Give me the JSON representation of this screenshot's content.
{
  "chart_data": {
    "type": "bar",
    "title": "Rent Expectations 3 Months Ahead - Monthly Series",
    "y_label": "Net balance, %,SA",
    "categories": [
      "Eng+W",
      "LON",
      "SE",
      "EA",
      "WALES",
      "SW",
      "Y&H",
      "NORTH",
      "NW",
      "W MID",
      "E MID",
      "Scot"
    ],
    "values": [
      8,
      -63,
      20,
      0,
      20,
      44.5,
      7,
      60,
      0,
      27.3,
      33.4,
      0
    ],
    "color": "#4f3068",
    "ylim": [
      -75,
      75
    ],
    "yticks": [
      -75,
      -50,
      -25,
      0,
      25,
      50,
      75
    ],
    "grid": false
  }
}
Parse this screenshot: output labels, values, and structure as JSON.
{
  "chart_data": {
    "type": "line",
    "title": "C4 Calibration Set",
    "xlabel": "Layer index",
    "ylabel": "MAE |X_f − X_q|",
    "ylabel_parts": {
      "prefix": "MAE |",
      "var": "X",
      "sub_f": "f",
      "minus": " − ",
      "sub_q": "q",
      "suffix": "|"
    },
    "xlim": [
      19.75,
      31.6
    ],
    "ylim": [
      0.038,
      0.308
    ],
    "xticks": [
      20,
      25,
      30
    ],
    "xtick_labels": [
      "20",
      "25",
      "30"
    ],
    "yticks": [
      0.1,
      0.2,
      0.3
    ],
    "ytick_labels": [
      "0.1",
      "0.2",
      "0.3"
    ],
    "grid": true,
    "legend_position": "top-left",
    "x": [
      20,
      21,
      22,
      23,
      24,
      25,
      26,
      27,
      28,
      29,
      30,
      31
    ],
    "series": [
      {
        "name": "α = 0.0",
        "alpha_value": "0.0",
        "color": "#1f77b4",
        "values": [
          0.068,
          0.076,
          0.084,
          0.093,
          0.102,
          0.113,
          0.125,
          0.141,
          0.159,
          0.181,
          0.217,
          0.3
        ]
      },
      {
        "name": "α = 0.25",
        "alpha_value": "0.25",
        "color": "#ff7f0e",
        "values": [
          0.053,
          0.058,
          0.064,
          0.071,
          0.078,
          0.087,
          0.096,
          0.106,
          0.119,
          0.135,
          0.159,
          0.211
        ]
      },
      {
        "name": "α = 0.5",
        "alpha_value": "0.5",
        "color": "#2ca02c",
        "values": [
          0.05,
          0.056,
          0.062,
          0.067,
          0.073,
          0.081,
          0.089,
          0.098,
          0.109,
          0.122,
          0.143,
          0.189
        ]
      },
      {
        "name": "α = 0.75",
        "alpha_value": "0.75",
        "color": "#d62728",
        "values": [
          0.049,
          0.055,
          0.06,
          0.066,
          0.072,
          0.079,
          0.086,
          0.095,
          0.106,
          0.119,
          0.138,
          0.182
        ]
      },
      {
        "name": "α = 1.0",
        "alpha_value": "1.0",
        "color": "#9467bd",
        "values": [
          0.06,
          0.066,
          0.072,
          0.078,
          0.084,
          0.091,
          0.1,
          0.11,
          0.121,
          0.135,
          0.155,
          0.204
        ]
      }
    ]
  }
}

### Task requirements
Take the entries above and transcribe them exactly.

### Exercise result
Give me the JSON representation of this screenshot's content.
{
  "chart_data": {
    "type": "bar",
    "title": "Rent Expectations 3 Months Ahead - Monthly Series",
    "y_label": "Net balance, %,SA",
    "categories": [
      "Eng+W",
      "LON",
      "SE",
      "EA",
      "WALES",
      "SW",
      "Y&H",
      "NORTH",
      "NW",
      "W MID",
      "E MID",
      "Scot"
    ],
    "values": [
      8,
      -63,
      20,
      0,
      20,
      44.5,
      7,
      60,
      0,
      27.3,
      33.4,
      0
    ],
    "color": "#4f3068",
    "ylim": [
      -75,
      75
    ],
    "yticks": [
      -75,
      -50,
      -25,
      0,
      25,
      50,
      75
    ],
    "grid": false
  }
}
Parse this screenshot: output labels, values, and structure as JSON.
{
  "chart_data": {
    "type": "line",
    "title": "C4 Calibration Set",
    "xlabel": "Layer index",
    "ylabel": "MAE |X_f − X_q|",
    "ylabel_parts": {
      "prefix": "MAE |",
      "var": "X",
      "sub_f": "f",
      "minus": " − ",
      "sub_q": "q",
      "suffix": "|"
    },
    "xlim": [
      19.75,
      31.6
    ],
    "ylim": [
      0.038,
      0.308
    ],
    "xticks": [
      20,
      25,
      30
    ],
    "xtick_labels": [
      "20",
      "25",
      "30"
    ],
    "yticks": [
      0.1,
      0.2,
      0.3
    ],
    "ytick_labels": [
      "0.1",
      "0.2",
      "0.3"
    ],
    "grid": true,
    "legend_position": "top-left",
    "x": [
      20,
      21,
      22,
      23,
      24,
      25,
      26,
      27,
      28,
      29,
      30,
      31
    ],
    "series": [
      {
        "name": "α = 0.0",
        "alpha_value": "0.0",
        "color": "#1f77b4",
        "values": [
          0.068,
          0.076,
          0.084,
          0.093,
          0.102,
          0.113,
          0.125,
          0.141,
          0.159,
          0.181,
          0.217,
          0.3
        ]
      },
      {
        "name": "α = 0.25",
        "alpha_value": "0.25",
        "color": "#ff7f0e",
        "values": [
          0.053,
          0.058,
          0.064,
          0.071,
          0.078,
          0.087,
          0.096,
          0.106,
          0.119,
          0.135,
          0.159,
          0.211
        ]
      },
      {
        "name": "α = 0.5",
        "alpha_value": "0.5",
        "color": "#2ca02c",
        "values": [
          0.05,
          0.056,
          0.062,
          0.067,
          0.073,
          0.081,
          0.089,
          0.098,
          0.109,
          0.122,
          0.143,
          0.189
        ]
      },
      {
        "name": "α = 0.75",
        "alpha_value": "0.75",
        "color": "#d62728",
        "values": [
          0.049,
          0.055,
          0.06,
          0.066,
          0.072,
          0.079,
          0.086,
          0.095,
          0.106,
          0.119,
          0.138,
          0.182
        ]
      },
      {
        "name": "α = 1.0",
        "alpha_value": "1.0",
        "color": "#9467bd",
        "values": [
          0.06,
          0.066,
          0.072,
          0.078,
          0.084,
          0.091,
          0.1,
          0.11,
          0.121,
          0.135,
          0.155,
          0.204
        ]
      }
    ]
  }
}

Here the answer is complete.